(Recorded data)
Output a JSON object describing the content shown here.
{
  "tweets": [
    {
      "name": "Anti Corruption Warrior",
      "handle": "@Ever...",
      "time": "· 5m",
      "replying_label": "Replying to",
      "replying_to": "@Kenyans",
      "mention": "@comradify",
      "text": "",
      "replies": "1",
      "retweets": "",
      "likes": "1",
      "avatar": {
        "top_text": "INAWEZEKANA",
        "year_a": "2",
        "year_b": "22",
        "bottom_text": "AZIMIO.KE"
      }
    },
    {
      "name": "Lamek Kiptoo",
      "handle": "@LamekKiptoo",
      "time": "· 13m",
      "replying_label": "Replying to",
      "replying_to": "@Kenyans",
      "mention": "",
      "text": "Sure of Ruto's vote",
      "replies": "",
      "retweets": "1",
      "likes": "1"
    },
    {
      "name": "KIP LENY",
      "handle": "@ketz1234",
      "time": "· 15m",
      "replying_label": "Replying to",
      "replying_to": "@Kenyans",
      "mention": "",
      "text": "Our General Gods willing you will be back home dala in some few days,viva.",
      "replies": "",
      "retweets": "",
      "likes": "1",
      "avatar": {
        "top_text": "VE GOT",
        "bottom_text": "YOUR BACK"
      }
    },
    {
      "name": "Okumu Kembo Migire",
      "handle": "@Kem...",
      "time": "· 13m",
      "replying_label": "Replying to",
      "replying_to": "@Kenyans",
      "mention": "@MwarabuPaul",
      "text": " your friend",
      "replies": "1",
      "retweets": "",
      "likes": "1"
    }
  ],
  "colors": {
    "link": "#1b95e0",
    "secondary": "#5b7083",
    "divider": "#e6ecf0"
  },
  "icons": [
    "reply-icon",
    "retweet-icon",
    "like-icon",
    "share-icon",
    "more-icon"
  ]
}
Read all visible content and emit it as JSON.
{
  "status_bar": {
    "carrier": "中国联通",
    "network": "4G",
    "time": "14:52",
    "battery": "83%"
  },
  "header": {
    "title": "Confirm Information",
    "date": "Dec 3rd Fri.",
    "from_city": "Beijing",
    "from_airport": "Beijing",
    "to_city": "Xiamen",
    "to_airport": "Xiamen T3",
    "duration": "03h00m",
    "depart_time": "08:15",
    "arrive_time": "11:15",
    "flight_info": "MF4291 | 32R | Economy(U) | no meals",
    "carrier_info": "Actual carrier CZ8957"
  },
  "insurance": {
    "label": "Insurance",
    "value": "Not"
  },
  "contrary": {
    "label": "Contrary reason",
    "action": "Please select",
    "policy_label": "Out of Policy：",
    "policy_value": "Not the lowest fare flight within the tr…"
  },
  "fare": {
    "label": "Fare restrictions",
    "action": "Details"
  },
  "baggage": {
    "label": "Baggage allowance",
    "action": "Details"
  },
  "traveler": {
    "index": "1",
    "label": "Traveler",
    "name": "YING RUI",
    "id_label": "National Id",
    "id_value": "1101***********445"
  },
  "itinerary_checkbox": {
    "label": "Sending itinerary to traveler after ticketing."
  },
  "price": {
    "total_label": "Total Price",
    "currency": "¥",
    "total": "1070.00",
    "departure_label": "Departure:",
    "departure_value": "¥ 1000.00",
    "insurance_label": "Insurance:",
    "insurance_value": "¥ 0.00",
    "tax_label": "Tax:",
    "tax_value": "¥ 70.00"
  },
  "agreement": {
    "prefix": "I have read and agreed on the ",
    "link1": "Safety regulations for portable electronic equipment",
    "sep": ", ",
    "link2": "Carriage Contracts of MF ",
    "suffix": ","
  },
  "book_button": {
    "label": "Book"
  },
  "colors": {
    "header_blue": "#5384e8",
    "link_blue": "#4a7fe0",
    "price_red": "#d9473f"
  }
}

# [Stated exercise]
Quote the data above in full, changing nothing.

# [Output below]
Output a JSON object describing the content shown here.
{
  "tweets": [
    {
      "name": "Anti Corruption Warrior",
      "handle": "@Ever...",
      "time": "· 5m",
      "replying_label": "Replying to",
      "replying_to": "@Kenyans",
      "mention": "@comradify",
      "text": "",
      "replies": "1",
      "retweets": "",
      "likes": "1",
      "avatar": {
        "top_text": "INAWEZEKANA",
        "year_a": "2",
        "year_b": "22",
        "bottom_text": "AZIMIO.KE"
      }
    },
    {
      "name": "Lamek Kiptoo",
      "handle": "@LamekKiptoo",
      "time": "· 13m",
      "replying_label": "Replying to",
      "replying_to": "@Kenyans",
      "mention": "",
      "text": "Sure of Ruto's vote",
      "replies": "",
      "retweets": "1",
      "likes": "1"
    },
    {
      "name": "KIP LENY",
      "handle": "@ketz1234",
      "time": "· 15m",
      "replying_label": "Replying to",
      "replying_to": "@Kenyans",
      "mention": "",
      "text": "Our General Gods willing you will be back home dala in some few days,viva.",
      "replies": "",
      "retweets": "",
      "likes": "1",
      "avatar": {
        "top_text": "VE GOT",
        "bottom_text": "YOUR BACK"
      }
    },
    {
      "name": "Okumu Kembo Migire",
      "handle": "@Kem...",
      "time": "· 13m",
      "replying_label": "Replying to",
      "replying_to": "@Kenyans",
      "mention": "@MwarabuPaul",
      "text": " your friend",
      "replies": "1",
      "retweets": "",
      "likes": "1"
    }
  ],
  "colors": {
    "link": "#1b95e0",
    "secondary": "#5b7083",
    "divider": "#e6ecf0"
  },
  "icons": [
    "reply-icon",
    "retweet-icon",
    "like-icon",
    "share-icon",
    "more-icon"
  ]
}
Read all visible content and emit it as JSON.
{
  "status_bar": {
    "carrier": "中国联通",
    "network": "4G",
    "time": "14:52",
    "battery": "83%"
  },
  "header": {
    "title": "Confirm Information",
    "date": "Dec 3rd Fri.",
    "from_city": "Beijing",
    "from_airport": "Beijing",
    "to_city": "Xiamen",
    "to_airport": "Xiamen T3",
    "duration": "03h00m",
    "depart_time": "08:15",
    "arrive_time": "11:15",
    "flight_info": "MF4291 | 32R | Economy(U) | no meals",
    "carrier_info": "Actual carrier CZ8957"
  },
  "insurance": {
    "label": "Insurance",
    "value": "Not"
  },
  "contrary": {
    "label": "Contrary reason",
    "action": "Please select",
    "policy_label": "Out of Policy：",
    "policy_value": "Not the lowest fare flight within the tr…"
  },
  "fare": {
    "label": "Fare restrictions",
    "action": "Details"
  },
  "baggage": {
    "label": "Baggage allowance",
    "action": "Details"
  },
  "traveler": {
    "index": "1",
    "label": "Traveler",
    "name": "YING RUI",
    "id_label": "National Id",
    "id_value": "1101***********445"
  },
  "itinerary_checkbox": {
    "label": "Sending itinerary to traveler after ticketing."
  },
  "price": {
    "total_label": "Total Price",
    "currency": "¥",
    "total": "1070.00",
    "departure_label": "Departure:",
    "departure_value": "¥ 1000.00",
    "insurance_label": "Insurance:",
    "insurance_value": "¥ 0.00",
    "tax_label": "Tax:",
    "tax_value": "¥ 70.00"
  },
  "agreement": {
    "prefix": "I have read and agreed on the ",
    "link1": "Safety regulations for portable electronic equipment",
    "sep": ", ",
    "link2": "Carriage Contracts of MF ",
    "suffix": ","
  },
  "book_button": {
    "label": "Book"
  },
  "colors": {
    "header_blue": "#5384e8",
    "link_blue": "#4a7fe0",
    "price_red": "#d9473f"
  }
}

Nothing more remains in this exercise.